-- START TASK INPUT --
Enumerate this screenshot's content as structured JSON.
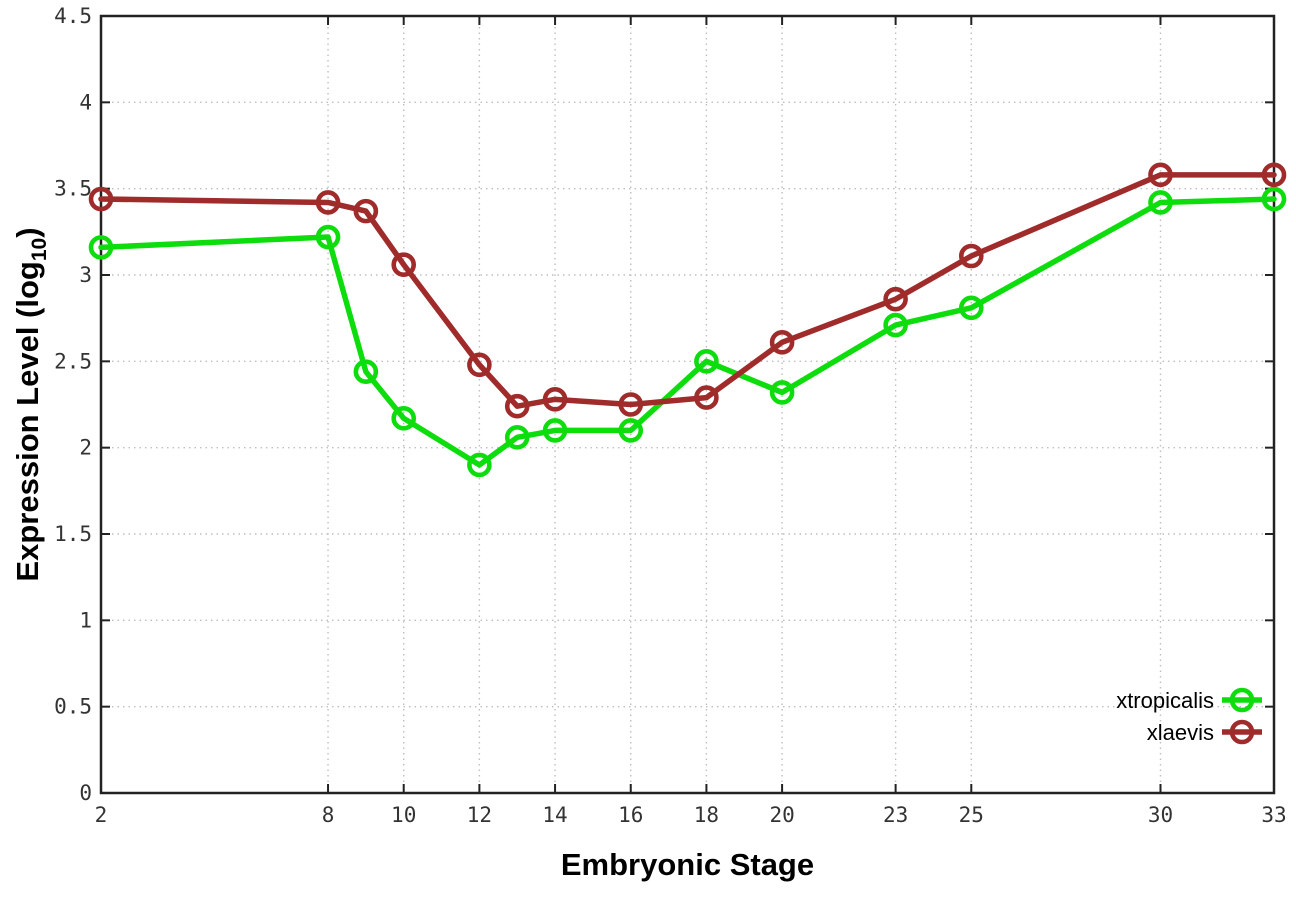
{
  "chart_data": {
    "type": "line",
    "title": "",
    "xlabel": "Embryonic Stage",
    "ylabel": {
      "main": "Expression Level (log",
      "sub": "10",
      "close": ")"
    },
    "x": [
      2,
      8,
      9,
      10,
      12,
      13,
      14,
      16,
      18,
      20,
      23,
      25,
      30,
      33
    ],
    "series": [
      {
        "name": "xtropicalis",
        "color": "#0ddd0d",
        "values": [
          3.16,
          3.22,
          2.44,
          2.17,
          1.9,
          2.06,
          2.1,
          2.1,
          2.5,
          2.32,
          2.71,
          2.81,
          3.42,
          3.44
        ]
      },
      {
        "name": "xlaevis",
        "color": "#a02b2b",
        "values": [
          3.44,
          3.42,
          3.37,
          3.06,
          2.48,
          2.24,
          2.28,
          2.25,
          2.29,
          2.61,
          2.86,
          3.11,
          3.58,
          3.58
        ]
      }
    ],
    "xlim": [
      2,
      33
    ],
    "ylim": [
      0,
      4.5
    ],
    "xticks": [
      2,
      8,
      10,
      12,
      14,
      16,
      18,
      20,
      23,
      25,
      30,
      33
    ],
    "xtick_labels": [
      "2",
      "8",
      "10",
      "12",
      "14",
      "16",
      "18",
      "20",
      "23",
      "25",
      "30",
      "33"
    ],
    "yticks": [
      0,
      0.5,
      1,
      1.5,
      2,
      2.5,
      3,
      3.5,
      4,
      4.5
    ],
    "ytick_labels": [
      "0",
      "0.5",
      "1",
      "1.5",
      "2",
      "2.5",
      "3",
      "3.5",
      "4",
      "4.5"
    ],
    "grid": true,
    "grid_style": "dotted",
    "legend_position": "bottom-right",
    "legend_frame": false,
    "marker": "open-circle"
  },
  "colors": {
    "background": "#ffffff",
    "axis": "#222222",
    "grid": "#bfbfbf",
    "tick_text": "#333333",
    "label_text": "#000000"
  }
}
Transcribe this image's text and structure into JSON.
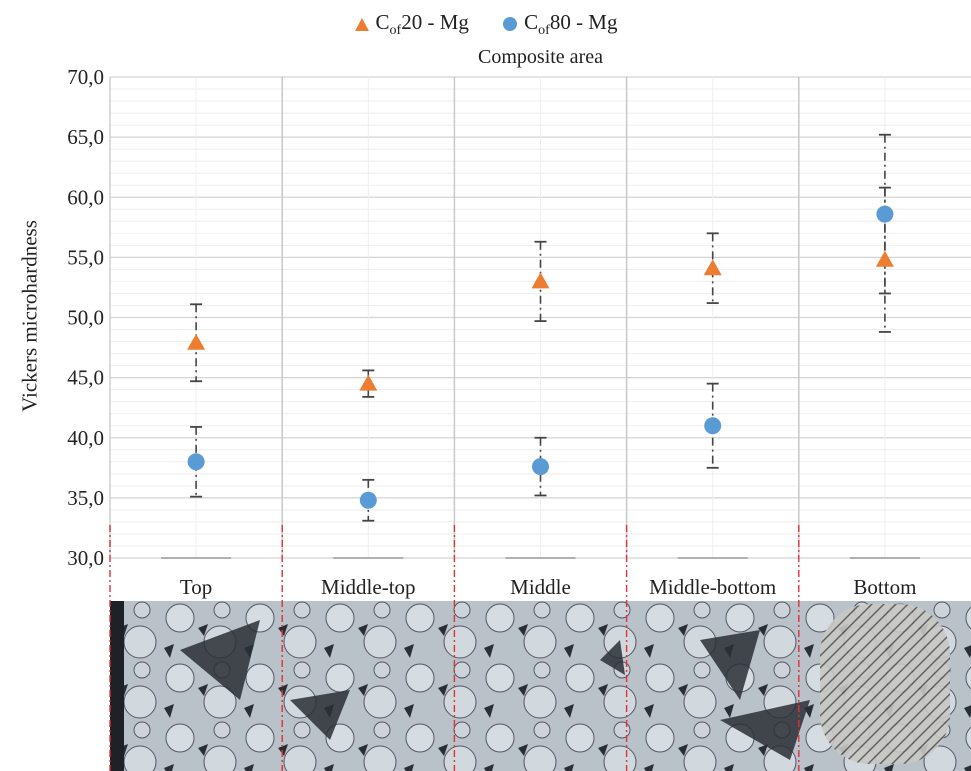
{
  "chart_data": {
    "type": "scatter",
    "legend": {
      "placement": "top-center",
      "entries": [
        {
          "prefix": "C",
          "sub": "of",
          "suffix": "20 - Mg",
          "color": "#ED7D31",
          "marker": "triangle"
        },
        {
          "prefix": "C",
          "sub": "of",
          "suffix": "80 - Mg",
          "color": "#5B9BD5",
          "marker": "circle"
        }
      ]
    },
    "subtitle": "Composite area",
    "ylabel": "Vickers microhardness",
    "ylim": [
      30,
      70
    ],
    "yticks": [
      "30,0",
      "35,0",
      "40,0",
      "45,0",
      "50,0",
      "55,0",
      "60,0",
      "65,0",
      "70,0"
    ],
    "categories": [
      "Top",
      "Middle-top",
      "Middle",
      "Middle-bottom",
      "Bottom"
    ],
    "series": [
      {
        "name": "Cof20 - Mg",
        "color": "#ED7D31",
        "marker": "triangle",
        "values": [
          47.9,
          44.5,
          53.0,
          54.1,
          54.8
        ],
        "error": [
          3.2,
          1.1,
          3.3,
          2.9,
          6.0
        ]
      },
      {
        "name": "Cof80 - Mg",
        "color": "#5B9BD5",
        "marker": "circle",
        "values": [
          38.0,
          34.8,
          37.6,
          41.0,
          58.6
        ],
        "error": [
          2.9,
          1.7,
          2.4,
          3.5,
          6.6
        ]
      }
    ],
    "grid": "on"
  }
}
-- END TASK INPUT --
STATED GOAL — Select, from the listing, all lines that include the word "circle".

RESULT OF THE EXERCISE —
    "marker": "open-circle"
          "marker": "circle"
        "marker": "circle",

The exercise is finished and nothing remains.